GOAL OF THE EXERCISE:
Return all lines in the material below that contain "provsti".

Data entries
**********

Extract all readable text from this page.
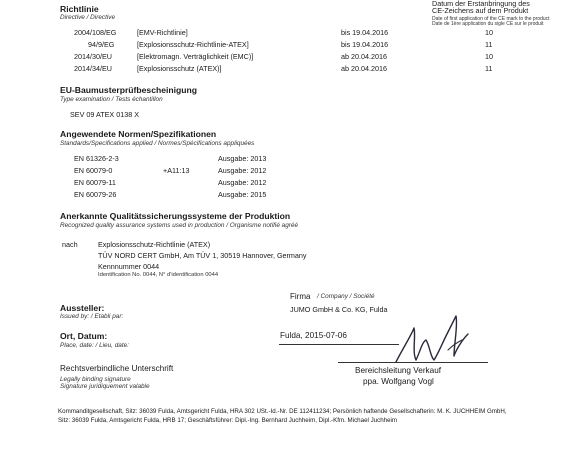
Datum der Erstanbringung des
CE-Zeichens auf dem Produkt
Date of first application of the CE mark to the product
Date de 1ère application du sigle CE sur le produit
Richtlinie
Directive / Directive
2004/108/EG	[EMV-Richtlinie]	bis 19.04.2016	10
94/9/EG	[Explosionsschutz-Richtlinie-ATEX]	bis 19.04.2016	11
2014/30/EU	[Elektromagn. Verträglichkeit (EMC)]	ab 20.04.2016	10
2014/34/EU	[Explosionsschutz (ATEX)]	ab 20.04.2016	11
EU-Baumusterprüfbescheinigung
Type examination / Tests échantillon
SEV 09 ATEX 0138 X
Angewendete Normen/Spezifikationen
Standards/Specifications applied / Normes/Spécifications appliquées
EN 61326-2-3	Ausgabe: 2013
EN 60079-0	+A11:13	Ausgabe: 2012
EN 60079-11	Ausgabe: 2012
EN 60079-26	Ausgabe: 2015
Anerkannte Qualitätssicherungssysteme der Produktion
Recognized quality assurance systems used in production / Organisme notifié agréé
nach	Explosionsschutz-Richtlinie (ATEX)
TÜV NORD CERT GmbH, Am TÜV 1, 30519 Hannover, Germany
Kennnummer 0044
Identification No. 0044, N° d'identification 0044
Aussteller:
Issued by: / Etabli par:
Firma / Company / Société
JUMO GmbH & Co. KG, Fulda
Ort, Datum:
Place, date: / Lieu, date:
Fulda, 2015-07-06
Rechtsverbindliche Unterschrift
Legally binding signature
Signature juridiquement valable
Bereichsleitung Verkauf
ppa. Wolfgang Vogl
Kommanditgesellschaft, Sitz: 36039 Fulda, Amtsgericht Fulda, HRA 302 USt.-Id.-Nr. DE 112411234; Persönlich haftende Gesellschafterin: M. K. JUCHHEIM GmbH,
Sitz: 36039 Fulda, Amtsgericht Fulda, HRB 17; Geschäftsführer: Dipl.-Ing. Bernhard Juchheim, Dipl.-Kfm. Michael Juchheim
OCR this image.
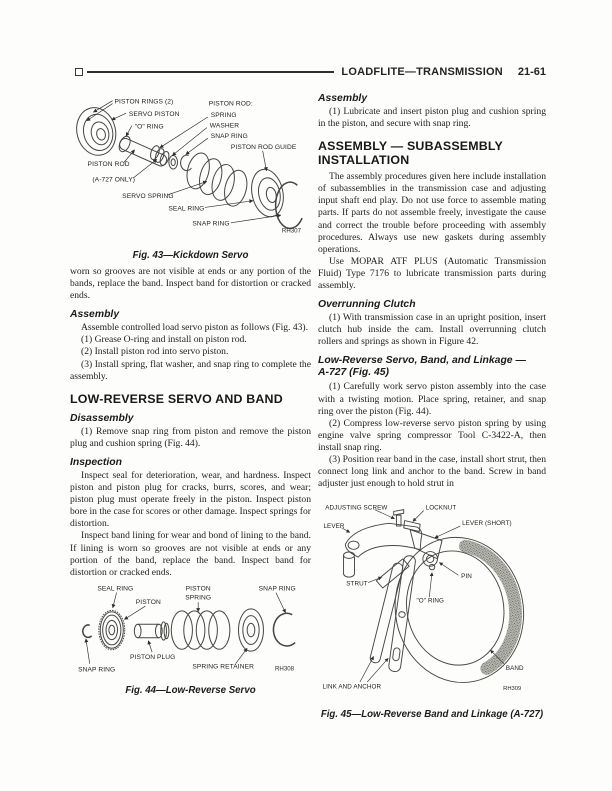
LOADFLITE—TRANSMISSION 21-61
PISTON RINGS (2)
SERVO PISTON
"O" RING
PISTON ROD:
SPRING
WASHER
SNAP RING
PISTON ROD GUIDE
PISTON ROD
(A-727 ONLY)
SERVO SPRING
SEAL RING
SNAP RING
RH307
Fig. 43—Kickdown Servo

worn so grooves are not visible at ends or any portion of the bands, replace the band. Inspect band for distortion or cracked ends.

Assembly

Assemble controlled load servo piston as follows (Fig. 43).

(1) Grease O-ring and install on piston rod.

(2) Install piston rod into servo piston.

(3) Install spring, flat washer, and snap ring to complete the assembly.

LOW-REVERSE SERVO AND BAND
Disassembly

(1) Remove snap ring from piston and remove the piston plug and cushion spring (Fig. 44).

Inspection

Inspect seal for deterioration, wear, and hardness. Inspect piston and piston plug for cracks, burrs, scores, and wear; piston plug must operate freely in the piston. Inspect piston bore in the case for scores or other damage. Inspect springs for distortion.

Inspect band lining for wear and bond of lining to the band. If lining is worn so grooves are not visible at ends or any portion of the band, replace the band. Inspect band for distortion or cracked ends.

SEAL RING
PISTON
PISTON
SPRING
SNAP RING
PISTON PLUG
SPRING RETAINER
SNAP RING	RH308
Fig. 44—Low-Reverse Servo
Assembly

(1) Lubricate and insert piston plug and cushion spring in the piston, and secure with snap ring.

ASSEMBLY — SUBASSEMBLY INSTALLATION

The assembly procedures given here include installation of subassemblies in the transmission case and adjusting input shaft end play. Do not use force to assemble mating parts. If parts do not assemble freely, investigate the cause and correct the trouble before proceeding with assembly procedures. Always use new gaskets during assembly operations.

Use MOPAR ATF PLUS (Automatic Transmission Fluid) Type 7176 to lubricate transmission parts during assembly.

Overrunning Clutch

(1) With transmission case in an upright position, insert clutch hub inside the cam. Install overrunning clutch rollers and springs as shown in Figure 42.

Low-Reverse Servo, Band, and Linkage —
A-727 (Fig. 45)

(1) Carefully work servo piston assembly into the case with a twisting motion. Place spring, retainer, and snap ring over the piston (Fig. 44).

(2) Compress low-reverse servo piston spring by using engine valve spring compressor Tool C-3422-A, then install snap ring.

(3) Position rear band in the case, install short strut, then connect long link and anchor to the band. Screw in band adjuster just enough to hold strut in

ADJUSTING SCREW	LOCKNUT
LEVER	LEVER (SHORT)
PIN
STRUT
"O" RING
BAND
LINK AND ANCHOR	RH309
Fig. 45—Low-Reverse Band and Linkage (A-727)
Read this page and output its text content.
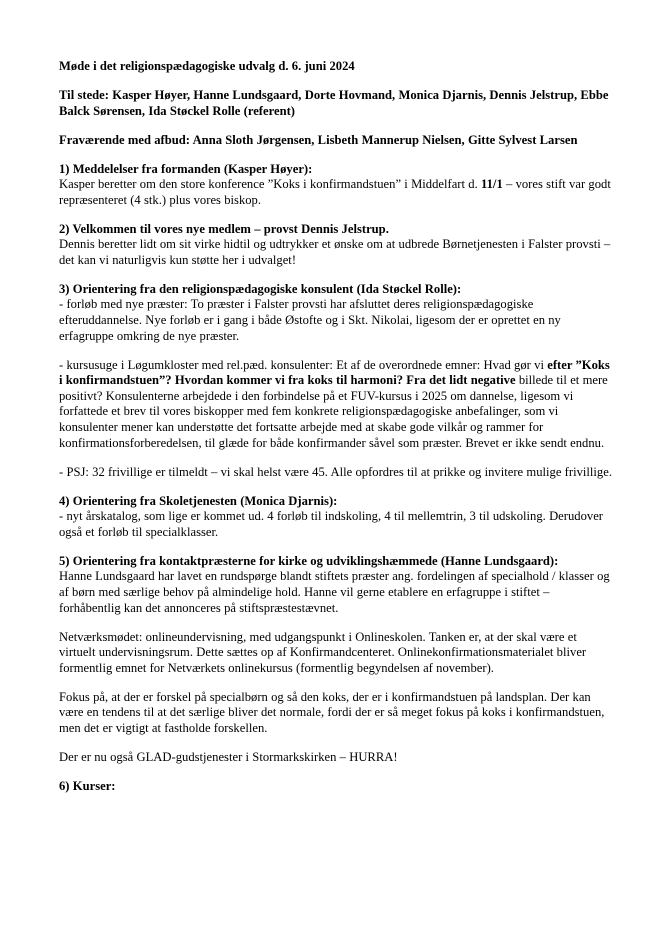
Møde i det religionspædagogiske udvalg d. 6. juni 2024

Til stede: Kasper Høyer, Hanne Lundsgaard, Dorte Hovmand, Monica Djarnis, Dennis Jelstrup, Ebbe Balck Sørensen, Ida Støckel Rolle (referent)

Fraværende med afbud: Anna Sloth Jørgensen, Lisbeth Mannerup Nielsen, Gitte Sylvest Larsen

1) Meddelelser fra formanden (Kasper Høyer):

Kasper beretter om den store konference ”Koks i konfirmandstuen” i Middelfart d. 11/1 – vores stift var godt repræsenteret (4 stk.) plus vores biskop.

2) Velkommen til vores nye medlem – provst Dennis Jelstrup.

Dennis beretter lidt om sit virke hidtil og udtrykker et ønske om at udbrede Børnetjenesten i Falster provsti – det kan vi naturligvis kun støtte her i udvalget!

3) Orientering fra den religionspædagogiske konsulent (Ida Støckel Rolle):

- forløb med nye præster: To præster i Falster provsti har afsluttet deres religionspædagogiske efteruddannelse. Nye forløb er i gang i både Østofte og i Skt. Nikolai, ligesom der er oprettet en ny erfagruppe omkring de nye præster.

- kursusuge i Løgumkloster med rel.pæd. konsulenter: Et af de overordnede emner: Hvad gør vi efter ”Koks i konfirmandstuen”? Hvordan kommer vi fra koks til harmoni? Fra det lidt negative billede til et mere positivt? Konsulenterne arbejdede i den forbindelse på et FUV-kursus i 2025 om dannelse, ligesom vi forfattede et brev til vores biskopper med fem konkrete religionspædagogiske anbefalinger, som vi konsulenter mener kan understøtte det fortsatte arbejde med at skabe gode vilkår og rammer for konfirmationsforberedelsen, til glæde for både konfirmander såvel som præster. Brevet er ikke sendt endnu.

- PSJ: 32 frivillige er tilmeldt – vi skal helst være 45. Alle opfordres til at prikke og invitere mulige frivillige.

4) Orientering fra Skoletjenesten (Monica Djarnis):

- nyt årskatalog, som lige er kommet ud. 4 forløb til indskoling, 4 til mellemtrin, 3 til udskoling. Derudover også et forløb til specialklasser.

5) Orientering fra kontaktpræsterne for kirke og udviklingshæmmede (Hanne Lundsgaard):

Hanne Lundsgaard har lavet en rundspørge blandt stiftets præster ang. fordelingen af specialhold / klasser og af børn med særlige behov på almindelige hold. Hanne vil gerne etablere en erfagruppe i stiftet – forhåbentlig kan det annonceres på stiftspræstestævnet.

Netværksmødet: onlineundervisning, med udgangspunkt i Onlineskolen. Tanken er, at der skal være et virtuelt undervisningsrum. Dette sættes op af Konfirmandcenteret. Onlinekonfirmationsmaterialet bliver formentlig emnet for Netværkets onlinekursus (formentlig begyndelsen af november).

Fokus på, at der er forskel på specialbørn og så den koks, der er i konfirmandstuen på landsplan. Der kan være en tendens til at det særlige bliver det normale, fordi der er så meget fokus på koks i konfirmandstuen, men det er vigtigt at fastholde forskellen.

Der er nu også GLAD-gudstjenester i Stormarkskirken – HURRA!

6) Kurser:
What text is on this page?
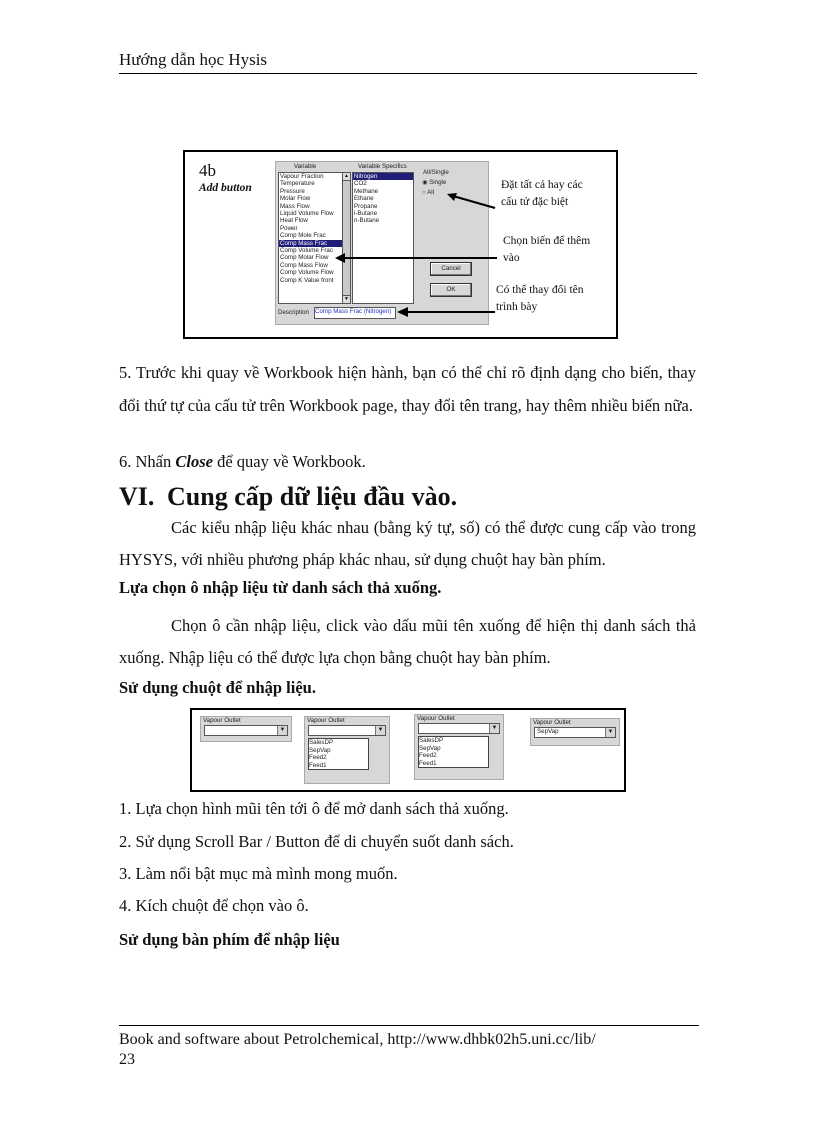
Hướng dẫn học Hysis
4b
Add button
Variable	Variable Specifics
All/Single
Vapour Fraction
Temperature
Pressure
Molar Flow
Mass Flow
Liquid Volume Flow
Heat Flow
Power
Comp Mole Frac
Comp Mass Frac
Comp Volume Frac
Comp Molar Flow
Comp Mass Flow
Comp Volume Flow
Comp K Value front
▲
▼
Nitrogen
CO2
Methane
Ethane
Propane
i-Butane
n-Butane
◉ Single
○ All
Cancel
OK
Description Comp Mass Frac (Nitrogen)
Đặt tất cả hay các cấu tử đặc biệt
Chọn biến để thêm vào
Có thể thay đổi tên trình bày
5. Trước khi quay về Workbook hiện hành, bạn có thể chỉ rõ định dạng cho biến, thay đổi thứ tự của cấu tử trên Workbook page, thay đổi tên trang, hay thêm nhiều biến nữa.
6. Nhấn Close để quay về Workbook.
VI. Cung cấp dữ liệu đầu vào.
Các kiểu nhập liệu khác nhau (bằng ký tự, số) có thể được cung cấp vào trong HYSYS, với nhiều phương pháp khác nhau, sử dụng chuột hay bàn phím.
Lựa chọn ô nhập liệu từ danh sách thả xuống.
Chọn ô cần nhập liệu, click vào dấu mũi tên xuống để hiện thị danh sách thả xuống. Nhập liệu có thể được lựa chọn bằng chuột hay bàn phím.
Sử dụng chuột để nhập liệu.
Vapour Outlet
▼
Vapour Outlet
▼
SalesDP
SepVap
Feed2
Feed1
Vapour Outlet
▼
SalesDP
SepVap
Feed2
Feed1
Vapour Outlet
SepVap	▼
1. Lựa chọn hình mũi tên tới ô để mở danh sách thả xuống.
2. Sử dụng Scroll Bar / Button để di chuyển suốt danh sách.
3. Làm nổi bật mục mà mình mong muốn.
4. Kích chuột để chọn vào ô.
Sử dụng bàn phím để nhập liệu
Book and software about Petrolchemical, http://www.dhbk02h5.uni.cc/lib/
23
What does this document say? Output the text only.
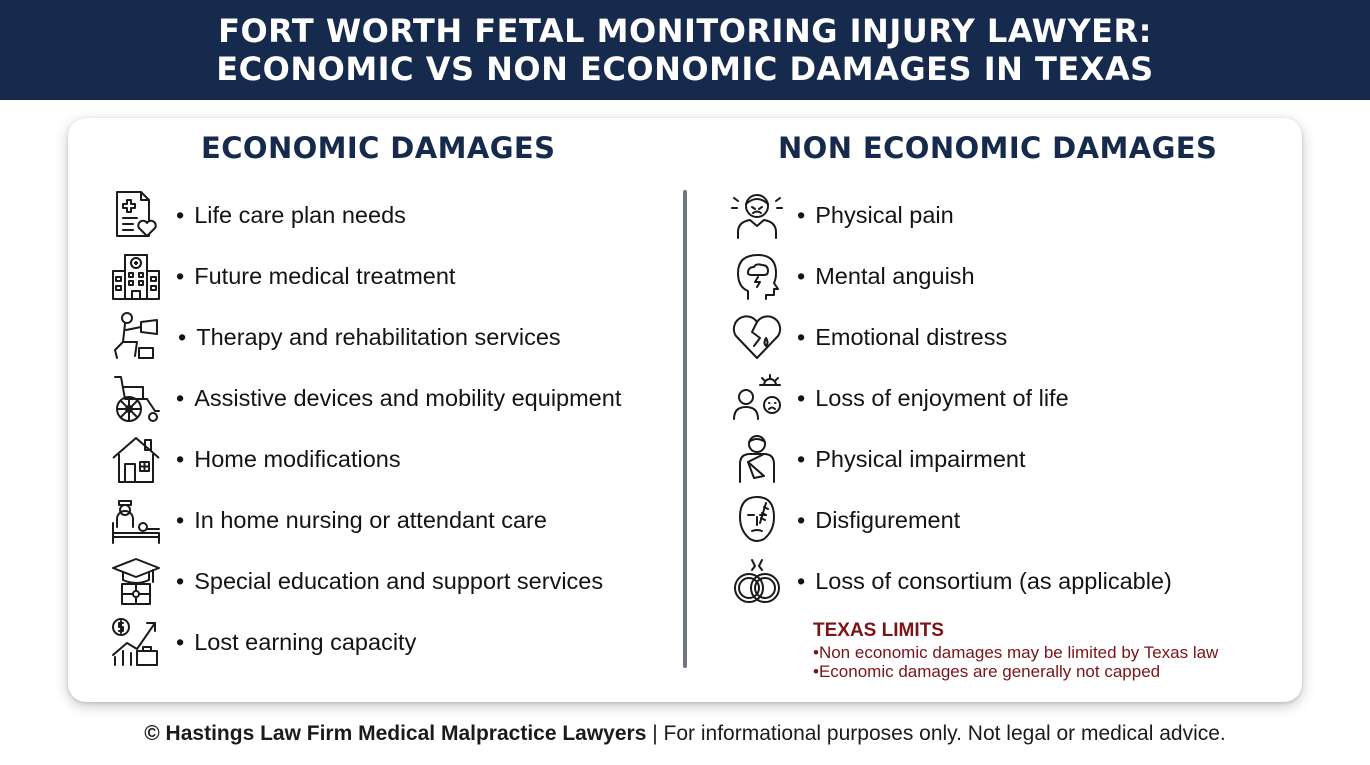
FORT WORTH FETAL MONITORING INJURY LAWYER:
ECONOMIC VS NON ECONOMIC DAMAGES IN TEXAS
ECONOMIC DAMAGES	NON ECONOMIC DAMAGES
• Life care plan needs
• Future medical treatment
• Therapy and rehabilitation services
• Assistive devices and mobility equipment
• Home modifications
• In home nursing or attendant care
• Special education and support services
• Lost earning capacity
• Physical pain
• Mental anguish
• Emotional distress
• Loss of enjoyment of life
• Physical impairment
• Disfigurement
• Loss of consortium (as applicable)
TEXAS LIMITS
• Non economic damages may be limited by Texas law
• Economic damages are generally not capped
© Hastings Law Firm Medical Malpractice Lawyers | For informational purposes only. Not legal or medical advice.
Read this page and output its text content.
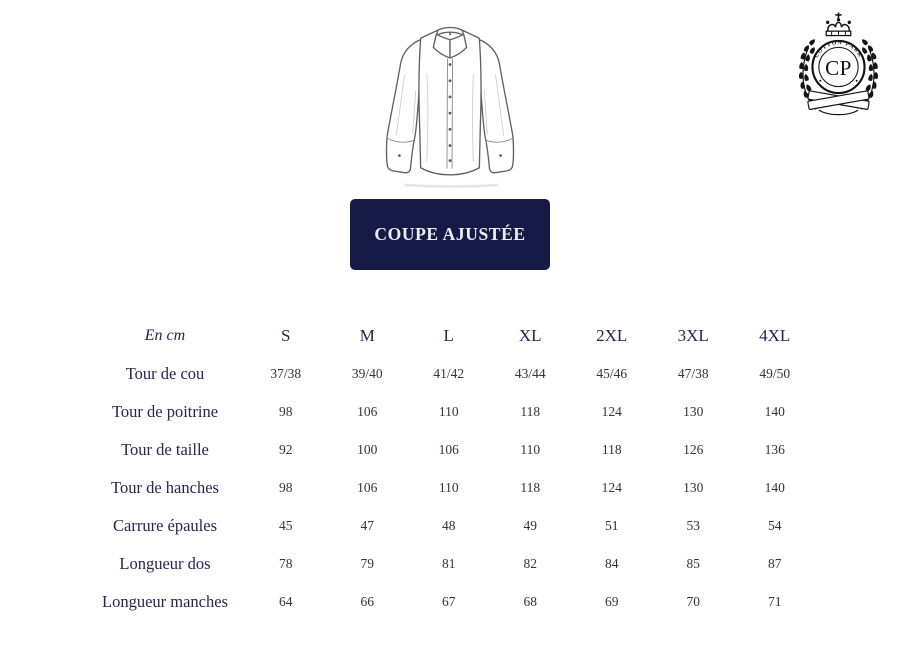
COTTON PARK
CP
COUPE AJUSTÉE
En cm	S	M	L	XL	2XL	3XL	4XL
Tour de cou	37/38	39/40	41/42	43/44	45/46	47/38	49/50
Tour de poitrine	98	106	110	118	124	130	140
Tour de taille	92	100	106	110	118	126	136
Tour de hanches	98	106	110	118	124	130	140
Carrure épaules	45	47	48	49	51	53	54
Longueur dos	78	79	81	82	84	85	87
Longueur manches	64	66	67	68	69	70	71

**********

FULL RESPONSE:
Dennis beretter lidt om sit virke hidtil og udtrykker et ønske om at udbrede Børnetjenesten i Falster provsti – det kan vi naturligvis kun støtte her i udvalget!
- forløb med nye præster: To præster i Falster provsti har afsluttet deres religionspædagogiske efteruddannelse. Nye forløb er i gang i både Østofte og i Skt. Nikolai, ligesom der er oprettet en ny erfagruppe omkring de nye præster.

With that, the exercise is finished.